## Written request
Locate and copy all lines bearing the word "functions".

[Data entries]
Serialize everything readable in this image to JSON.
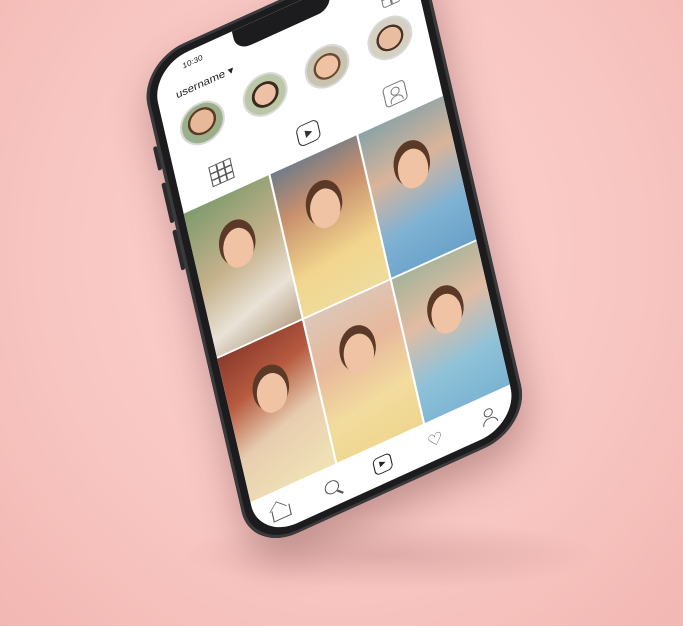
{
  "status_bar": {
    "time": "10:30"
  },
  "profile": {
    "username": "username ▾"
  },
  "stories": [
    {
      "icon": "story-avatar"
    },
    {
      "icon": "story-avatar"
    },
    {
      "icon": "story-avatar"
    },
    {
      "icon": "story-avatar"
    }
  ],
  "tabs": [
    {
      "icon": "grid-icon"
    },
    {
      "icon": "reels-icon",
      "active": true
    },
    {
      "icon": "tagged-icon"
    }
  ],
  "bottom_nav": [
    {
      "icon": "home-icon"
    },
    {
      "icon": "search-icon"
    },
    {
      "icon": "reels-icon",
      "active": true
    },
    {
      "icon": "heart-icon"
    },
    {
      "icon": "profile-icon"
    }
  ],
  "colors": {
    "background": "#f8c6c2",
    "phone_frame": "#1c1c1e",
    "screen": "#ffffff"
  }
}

--

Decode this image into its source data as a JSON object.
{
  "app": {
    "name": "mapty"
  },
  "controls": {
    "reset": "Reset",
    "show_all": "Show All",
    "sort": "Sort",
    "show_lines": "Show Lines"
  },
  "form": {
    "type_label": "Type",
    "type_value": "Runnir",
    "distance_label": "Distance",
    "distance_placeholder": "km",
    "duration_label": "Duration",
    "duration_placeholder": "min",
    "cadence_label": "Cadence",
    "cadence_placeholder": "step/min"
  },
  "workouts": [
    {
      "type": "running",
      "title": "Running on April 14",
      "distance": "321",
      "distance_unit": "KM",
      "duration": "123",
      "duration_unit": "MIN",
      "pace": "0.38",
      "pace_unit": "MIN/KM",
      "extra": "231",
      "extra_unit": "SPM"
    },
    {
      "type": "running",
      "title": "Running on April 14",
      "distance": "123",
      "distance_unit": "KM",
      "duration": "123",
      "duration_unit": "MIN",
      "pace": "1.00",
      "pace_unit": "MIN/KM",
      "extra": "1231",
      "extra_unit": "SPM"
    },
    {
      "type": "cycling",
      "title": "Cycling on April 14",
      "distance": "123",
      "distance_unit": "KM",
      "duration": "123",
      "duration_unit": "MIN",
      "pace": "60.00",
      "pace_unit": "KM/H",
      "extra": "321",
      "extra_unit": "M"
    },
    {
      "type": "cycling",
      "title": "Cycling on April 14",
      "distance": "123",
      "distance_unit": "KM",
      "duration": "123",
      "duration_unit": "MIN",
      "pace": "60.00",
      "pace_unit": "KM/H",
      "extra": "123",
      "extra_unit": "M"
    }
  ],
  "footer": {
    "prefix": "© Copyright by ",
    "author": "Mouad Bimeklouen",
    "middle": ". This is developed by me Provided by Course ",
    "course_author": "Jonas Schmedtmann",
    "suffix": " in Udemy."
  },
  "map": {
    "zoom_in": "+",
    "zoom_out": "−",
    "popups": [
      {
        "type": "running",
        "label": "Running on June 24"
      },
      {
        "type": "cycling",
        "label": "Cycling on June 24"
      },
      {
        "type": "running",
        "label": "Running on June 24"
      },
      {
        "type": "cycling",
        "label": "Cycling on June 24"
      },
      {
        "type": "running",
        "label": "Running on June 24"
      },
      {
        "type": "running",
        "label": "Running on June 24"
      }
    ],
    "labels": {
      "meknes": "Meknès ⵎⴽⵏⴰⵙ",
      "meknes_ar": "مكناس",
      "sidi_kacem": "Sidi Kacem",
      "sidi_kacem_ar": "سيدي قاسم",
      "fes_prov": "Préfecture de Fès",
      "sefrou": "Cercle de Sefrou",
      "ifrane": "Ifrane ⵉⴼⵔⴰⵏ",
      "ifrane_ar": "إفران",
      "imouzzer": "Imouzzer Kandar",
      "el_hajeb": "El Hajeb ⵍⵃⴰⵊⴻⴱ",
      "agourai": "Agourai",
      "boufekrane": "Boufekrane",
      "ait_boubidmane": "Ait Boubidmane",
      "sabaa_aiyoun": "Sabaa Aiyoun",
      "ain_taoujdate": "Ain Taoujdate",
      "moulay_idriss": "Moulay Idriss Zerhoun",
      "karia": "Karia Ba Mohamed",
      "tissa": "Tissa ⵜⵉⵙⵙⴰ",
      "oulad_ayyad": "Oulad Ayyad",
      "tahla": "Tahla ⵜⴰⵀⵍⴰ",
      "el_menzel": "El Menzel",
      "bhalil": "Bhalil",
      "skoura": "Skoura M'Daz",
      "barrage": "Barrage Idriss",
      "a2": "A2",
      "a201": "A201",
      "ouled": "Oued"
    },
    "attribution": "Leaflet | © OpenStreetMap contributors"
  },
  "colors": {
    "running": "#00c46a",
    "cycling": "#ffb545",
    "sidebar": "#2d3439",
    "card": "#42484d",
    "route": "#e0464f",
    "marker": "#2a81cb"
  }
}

==

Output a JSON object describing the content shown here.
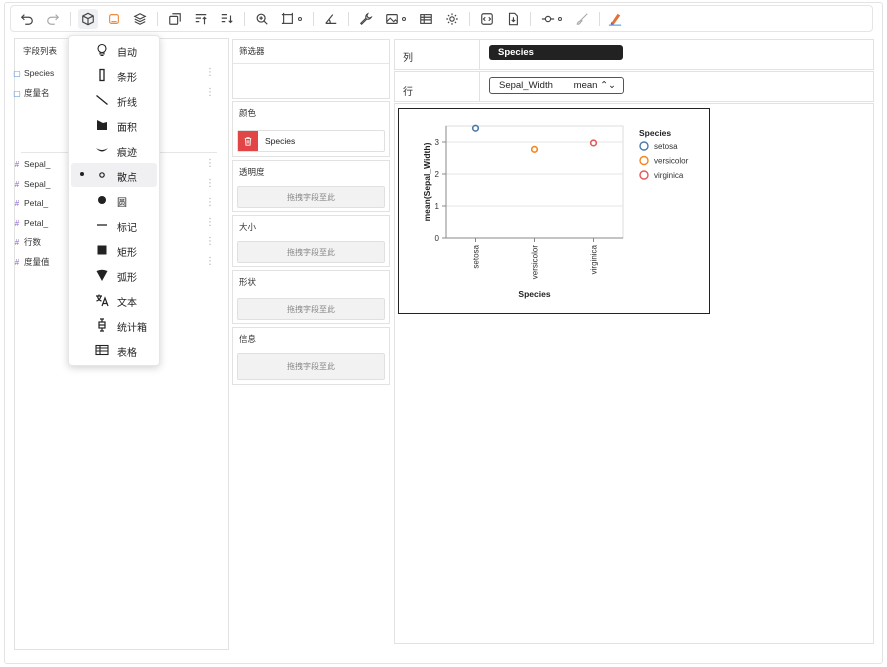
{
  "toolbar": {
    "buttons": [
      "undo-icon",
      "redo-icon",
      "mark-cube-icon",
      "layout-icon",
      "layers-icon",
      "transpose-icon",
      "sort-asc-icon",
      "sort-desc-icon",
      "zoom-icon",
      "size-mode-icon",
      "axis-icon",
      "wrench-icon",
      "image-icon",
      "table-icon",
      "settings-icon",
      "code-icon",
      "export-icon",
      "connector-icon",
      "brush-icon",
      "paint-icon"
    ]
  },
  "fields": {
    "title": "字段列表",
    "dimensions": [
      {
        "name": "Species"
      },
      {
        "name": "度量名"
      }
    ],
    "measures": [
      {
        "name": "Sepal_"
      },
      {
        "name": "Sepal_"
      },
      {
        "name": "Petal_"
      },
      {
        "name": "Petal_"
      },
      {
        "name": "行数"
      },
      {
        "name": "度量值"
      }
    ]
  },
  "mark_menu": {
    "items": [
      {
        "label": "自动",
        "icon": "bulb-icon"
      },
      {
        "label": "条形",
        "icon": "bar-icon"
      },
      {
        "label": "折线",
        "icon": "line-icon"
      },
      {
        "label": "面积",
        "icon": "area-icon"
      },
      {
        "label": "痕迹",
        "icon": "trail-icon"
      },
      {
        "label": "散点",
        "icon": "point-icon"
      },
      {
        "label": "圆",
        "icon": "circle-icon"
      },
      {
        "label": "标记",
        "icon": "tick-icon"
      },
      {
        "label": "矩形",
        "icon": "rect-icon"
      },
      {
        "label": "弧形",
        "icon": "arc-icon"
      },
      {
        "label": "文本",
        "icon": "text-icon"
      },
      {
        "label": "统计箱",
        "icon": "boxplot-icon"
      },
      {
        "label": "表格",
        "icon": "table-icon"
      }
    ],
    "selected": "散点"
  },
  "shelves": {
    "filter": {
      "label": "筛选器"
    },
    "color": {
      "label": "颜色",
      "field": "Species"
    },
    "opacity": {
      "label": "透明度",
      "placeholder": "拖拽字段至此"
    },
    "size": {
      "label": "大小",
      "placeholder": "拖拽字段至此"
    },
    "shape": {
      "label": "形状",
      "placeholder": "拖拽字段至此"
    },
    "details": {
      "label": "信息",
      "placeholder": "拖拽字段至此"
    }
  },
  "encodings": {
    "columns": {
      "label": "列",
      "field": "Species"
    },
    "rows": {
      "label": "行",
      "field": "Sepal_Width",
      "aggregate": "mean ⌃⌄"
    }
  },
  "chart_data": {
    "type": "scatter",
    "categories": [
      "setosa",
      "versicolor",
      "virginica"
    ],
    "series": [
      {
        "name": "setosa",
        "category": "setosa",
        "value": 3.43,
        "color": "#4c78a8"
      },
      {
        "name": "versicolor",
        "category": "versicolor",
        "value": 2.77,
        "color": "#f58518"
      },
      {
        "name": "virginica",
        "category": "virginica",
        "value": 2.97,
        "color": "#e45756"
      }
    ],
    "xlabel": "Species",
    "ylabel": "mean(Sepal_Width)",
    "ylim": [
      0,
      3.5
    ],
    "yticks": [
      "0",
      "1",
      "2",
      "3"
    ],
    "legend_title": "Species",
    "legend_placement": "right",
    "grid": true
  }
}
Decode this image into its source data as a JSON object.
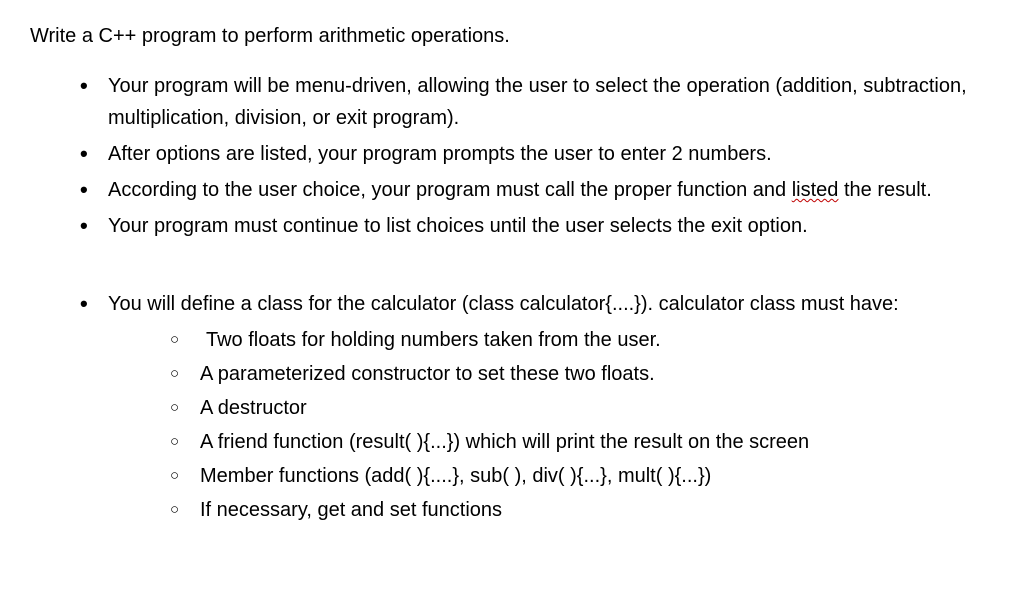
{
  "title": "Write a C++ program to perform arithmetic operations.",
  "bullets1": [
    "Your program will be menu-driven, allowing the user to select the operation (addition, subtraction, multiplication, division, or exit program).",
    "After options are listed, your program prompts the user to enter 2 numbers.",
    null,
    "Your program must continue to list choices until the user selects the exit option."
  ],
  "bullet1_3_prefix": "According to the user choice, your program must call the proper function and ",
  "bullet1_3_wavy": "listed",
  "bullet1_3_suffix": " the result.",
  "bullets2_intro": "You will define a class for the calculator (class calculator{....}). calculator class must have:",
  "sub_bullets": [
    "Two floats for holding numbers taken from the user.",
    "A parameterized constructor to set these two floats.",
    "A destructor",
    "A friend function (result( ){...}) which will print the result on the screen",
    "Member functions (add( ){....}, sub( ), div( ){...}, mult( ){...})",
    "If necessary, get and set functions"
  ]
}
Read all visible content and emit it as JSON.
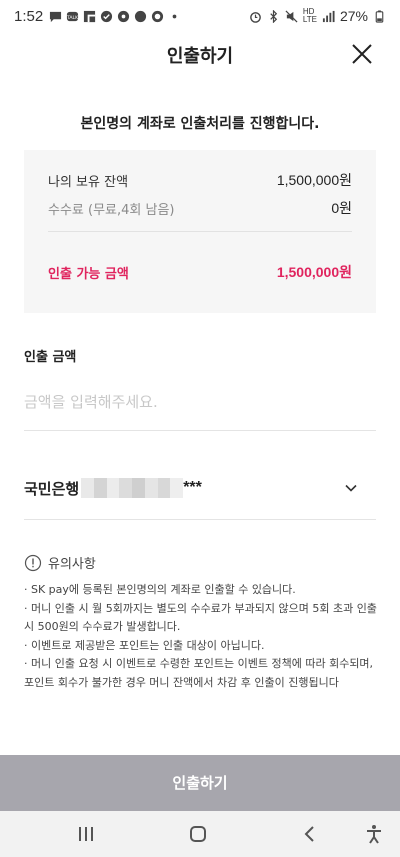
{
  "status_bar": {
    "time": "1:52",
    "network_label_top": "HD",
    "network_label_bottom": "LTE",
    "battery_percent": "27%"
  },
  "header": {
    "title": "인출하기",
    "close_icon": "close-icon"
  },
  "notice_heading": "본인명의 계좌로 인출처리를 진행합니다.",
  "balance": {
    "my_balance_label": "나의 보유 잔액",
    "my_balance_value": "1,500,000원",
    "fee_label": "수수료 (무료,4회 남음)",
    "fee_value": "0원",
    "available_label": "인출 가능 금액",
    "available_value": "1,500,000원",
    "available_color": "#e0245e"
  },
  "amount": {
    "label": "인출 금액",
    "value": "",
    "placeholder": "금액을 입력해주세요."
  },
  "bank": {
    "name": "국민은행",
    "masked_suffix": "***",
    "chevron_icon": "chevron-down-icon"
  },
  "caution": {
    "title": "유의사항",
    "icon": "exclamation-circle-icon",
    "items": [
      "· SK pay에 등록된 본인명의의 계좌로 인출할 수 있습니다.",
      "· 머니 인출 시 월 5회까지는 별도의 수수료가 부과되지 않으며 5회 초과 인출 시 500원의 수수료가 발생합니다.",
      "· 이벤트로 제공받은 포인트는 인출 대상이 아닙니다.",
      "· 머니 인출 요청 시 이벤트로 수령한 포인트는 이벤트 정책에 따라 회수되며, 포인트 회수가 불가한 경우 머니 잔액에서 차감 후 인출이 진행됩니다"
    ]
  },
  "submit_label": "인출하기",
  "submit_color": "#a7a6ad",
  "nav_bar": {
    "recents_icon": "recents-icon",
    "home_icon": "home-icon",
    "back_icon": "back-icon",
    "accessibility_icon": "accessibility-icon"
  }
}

## The answer
    "Member functions (add( ){....}, sub( ), div( ){...}, mult( ){...})",
    "If necessary, get and set functions"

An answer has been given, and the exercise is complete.